** PROBLEM STATEMENT **
In the entries below, count every line with the string "icon". State the count and nothing else.

** STORED ROWS **

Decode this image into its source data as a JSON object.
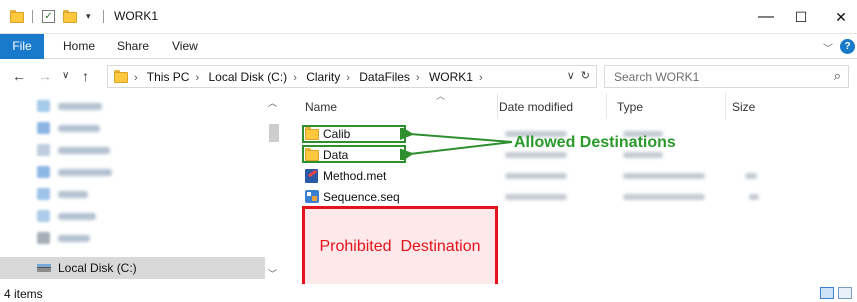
{
  "window": {
    "title": "WORK1",
    "minimize": "—",
    "maximize": "☐",
    "close": "✕"
  },
  "ribbon": {
    "tabs": [
      "File",
      "Home",
      "Share",
      "View"
    ],
    "expand_icon": "chevron-down-icon",
    "help_icon": "help-icon",
    "accent_color": "#1979ca"
  },
  "address": {
    "breadcrumbs": [
      "This PC",
      "Local Disk (C:)",
      "Clarity",
      "DataFiles",
      "WORK1"
    ],
    "search_placeholder": "Search WORK1"
  },
  "nav_pane": {
    "selected_item": "Local Disk (C:)"
  },
  "file_list": {
    "columns": [
      "Name",
      "Date modified",
      "Type",
      "Size"
    ],
    "items": [
      {
        "name": "Calib",
        "icon": "folder-icon"
      },
      {
        "name": "Data",
        "icon": "folder-icon"
      },
      {
        "name": "Method.met",
        "icon": "method-file-icon"
      },
      {
        "name": "Sequence.seq",
        "icon": "sequence-file-icon"
      }
    ]
  },
  "annotations": {
    "allowed": "Allowed Destinations",
    "allowed_color": "#2a9a2a",
    "prohibited": "Prohibited  Destination",
    "prohibited_color": "#e3121b"
  },
  "status": {
    "item_count": "4 items"
  }
}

** RESPONSE BELOW **
6